Data items
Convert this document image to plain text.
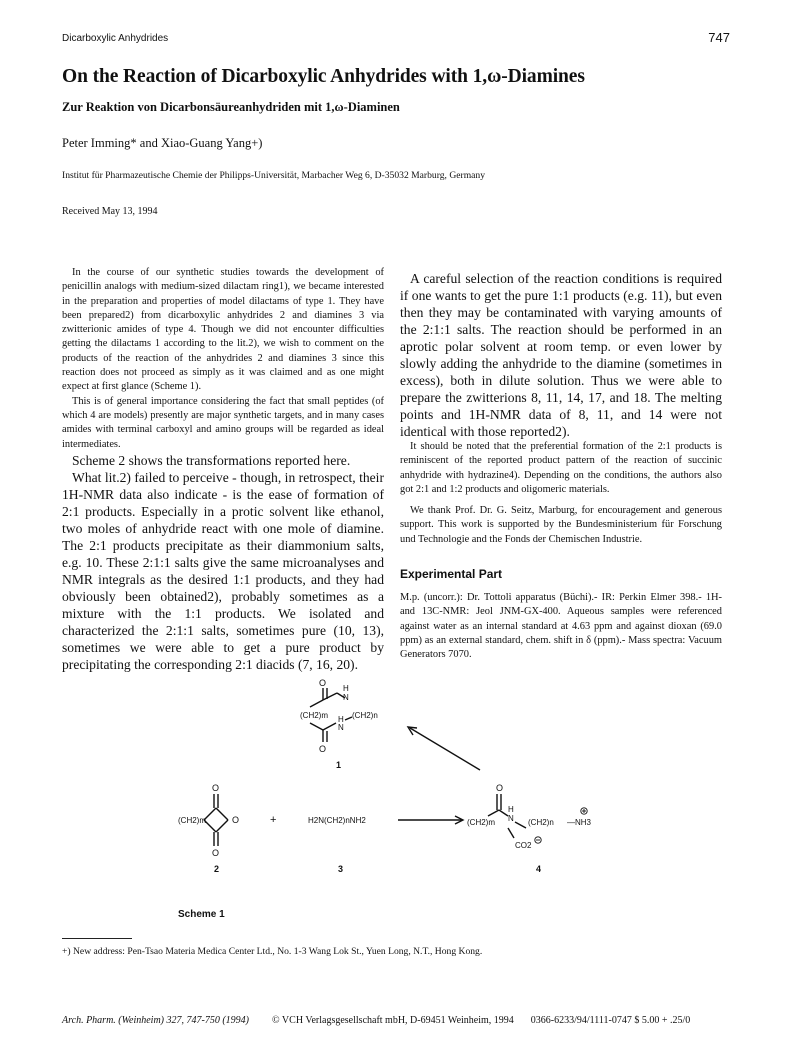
Dicarboxylic Anhydrides	747
On the Reaction of Dicarboxylic Anhydrides with 1,ω-Diamines
Zur Reaktion von Dicarbonsäureanhydriden mit 1,ω-Diaminen
Peter Imming* and Xiao-Guang Yang+)
Institut für Pharmazeutische Chemie der Philipps-Universität, Marbacher Weg 6, D-35032 Marburg, Germany
Received May 13, 1994

In the course of our synthetic studies towards the development of penicillin analogs with medium-sized dilactam ring1), we became interested in the preparation and properties of model dilactams of type 1. They have been prepared2) from dicarboxylic anhydrides 2 and diamines 3 via zwitterionic amides of type 4. Though we did not encounter difficulties getting the dilactams 1 according to the lit.2), we wish to comment on the products of the reaction of the anhydrides 2 and diamines 3 since this reaction does not proceed as simply as it was claimed and as one might expect at first glance (Scheme 1).

This is of general importance considering the fact that small peptides (of which 4 are models) presently are major synthetic targets, and in many cases amides with terminal carboxyl and amino groups will be regarded as ideal intermediates.

Scheme 2 shows the transformations reported here.

What lit.2) failed to perceive - though, in retrospect, their 1H-NMR data also indicate - is the ease of formation of 2:1 products. Especially in a protic solvent like ethanol, two moles of anhydride react with one mole of diamine. The 2:1 products precipitate as their diammonium salts, e.g. 10. These 2:1:1 salts give the same microanalyses and NMR integrals as the desired 1:1 products, and they had obviously been obtained2), probably sometimes as a mixture with the 1:1 products. We isolated and characterized the 2:1:1 salts, sometimes pure (10, 13), sometimes we were able to get a pure product by precipitating the corresponding 2:1 diacids (7, 16, 20).

A careful selection of the reaction conditions is required if one wants to get the pure 1:1 products (e.g. 11), but even then they may be contaminated with varying amounts of the 2:1:1 salts. The reaction should be performed in an aprotic polar solvent at room temp. or even lower by slowly adding the anhydride to the diamine (sometimes in excess), both in dilute solution. Thus we were able to prepare the zwitterions 8, 11, 14, 17, and 18. The melting points and 1H-NMR data of 8, 11, and 14 were not identical with those reported2).

It should be noted that the preferential formation of the 2:1 products is reminiscent of the reported product pattern of the reaction of succinic anhydride with hydrazine4). Depending on the conditions, the authors also got 2:1 and 1:2 products and oligomeric materials.

We thank Prof. Dr. G. Seitz, Marburg, for encouragement and generous support. This work is supported by the Bundesministerium für Forschung und Technologie and the Fonds der Chemischen Industrie.

Experimental Part

M.p. (uncorr.): Dr. Tottoli apparatus (Büchi).- IR: Perkin Elmer 398.- 1H- and 13C-NMR: Jeol JNM-GX-400. Aqueous samples were referenced against water as an internal standard at 4.63 ppm and against dioxan (69.0 ppm) as an external standard, chem. shift in δ (ppm).- Mass spectra: Vacuum Generators 7070.

O
N
H
(CH2)m	(CH2)n
N
H
O
1
O
O
O
(CH2)m
2
+	H2N(CH2)nNH2
3
O
N
H
(CH2)m	(CH2)n —NH3
CO2
4
Scheme 1
+) New address: Pen-Tsao Materia Medica Center Ltd., No. 1-3 Wang Lok St., Yuen Long, N.T., Hong Kong.
Arch. Pharm. (Weinheim) 327, 747-750 (1994) © VCH Verlagsgesellschaft mbH, D-69451 Weinheim, 1994 0366-6233/94/1111-0747 $ 5.00 + .25/0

- **Task item**
Each record above should be restated word for word. The pictures should not appear.

- **Solved exercise**
Convert this document image to plain text.
Dicarboxylic Anhydrides	747
On the Reaction of Dicarboxylic Anhydrides with 1,ω-Diamines
Zur Reaktion von Dicarbonsäureanhydriden mit 1,ω-Diaminen
Peter Imming* and Xiao-Guang Yang+)
Institut für Pharmazeutische Chemie der Philipps-Universität, Marbacher Weg 6, D-35032 Marburg, Germany
Received May 13, 1994

In the course of our synthetic studies towards the development of penicillin analogs with medium-sized dilactam ring1), we became interested in the preparation and properties of model dilactams of type 1. They have been prepared2) from dicarboxylic anhydrides 2 and diamines 3 via zwitterionic amides of type 4. Though we did not encounter difficulties getting the dilactams 1 according to the lit.2), we wish to comment on the products of the reaction of the anhydrides 2 and diamines 3 since this reaction does not proceed as simply as it was claimed and as one might expect at first glance (Scheme 1).

This is of general importance considering the fact that small peptides (of which 4 are models) presently are major synthetic targets, and in many cases amides with terminal carboxyl and amino groups will be regarded as ideal intermediates.

Scheme 2 shows the transformations reported here.

What lit.2) failed to perceive - though, in retrospect, their 1H-NMR data also indicate - is the ease of formation of 2:1 products. Especially in a protic solvent like ethanol, two moles of anhydride react with one mole of diamine. The 2:1 products precipitate as their diammonium salts, e.g. 10. These 2:1:1 salts give the same microanalyses and NMR integrals as the desired 1:1 products, and they had obviously been obtained2), probably sometimes as a mixture with the 1:1 products. We isolated and characterized the 2:1:1 salts, sometimes pure (10, 13), sometimes we were able to get a pure product by precipitating the corresponding 2:1 diacids (7, 16, 20).

A careful selection of the reaction conditions is required if one wants to get the pure 1:1 products (e.g. 11), but even then they may be contaminated with varying amounts of the 2:1:1 salts. The reaction should be performed in an aprotic polar solvent at room temp. or even lower by slowly adding the anhydride to the diamine (sometimes in excess), both in dilute solution. Thus we were able to prepare the zwitterions 8, 11, 14, 17, and 18. The melting points and 1H-NMR data of 8, 11, and 14 were not identical with those reported2).

It should be noted that the preferential formation of the 2:1 products is reminiscent of the reported product pattern of the reaction of succinic anhydride with hydrazine4). Depending on the conditions, the authors also got 2:1 and 1:2 products and oligomeric materials.

We thank Prof. Dr. G. Seitz, Marburg, for encouragement and generous support. This work is supported by the Bundesministerium für Forschung und Technologie and the Fonds der Chemischen Industrie.

Experimental Part

M.p. (uncorr.): Dr. Tottoli apparatus (Büchi).- IR: Perkin Elmer 398.- 1H- and 13C-NMR: Jeol JNM-GX-400. Aqueous samples were referenced against water as an internal standard at 4.63 ppm and against dioxan (69.0 ppm) as an external standard, chem. shift in δ (ppm).- Mass spectra: Vacuum Generators 7070.

O
N
H
(CH2)m	(CH2)n
N
H
O
1
O
O
O
(CH2)m
2
+	H2N(CH2)nNH2
3
O
N
H
(CH2)m	(CH2)n —NH3
CO2
4
Scheme 1
+) New address: Pen-Tsao Materia Medica Center Ltd., No. 1-3 Wang Lok St., Yuen Long, N.T., Hong Kong.
Arch. Pharm. (Weinheim) 327, 747-750 (1994) © VCH Verlagsgesellschaft mbH, D-69451 Weinheim, 1994 0366-6233/94/1111-0747 $ 5.00 + .25/0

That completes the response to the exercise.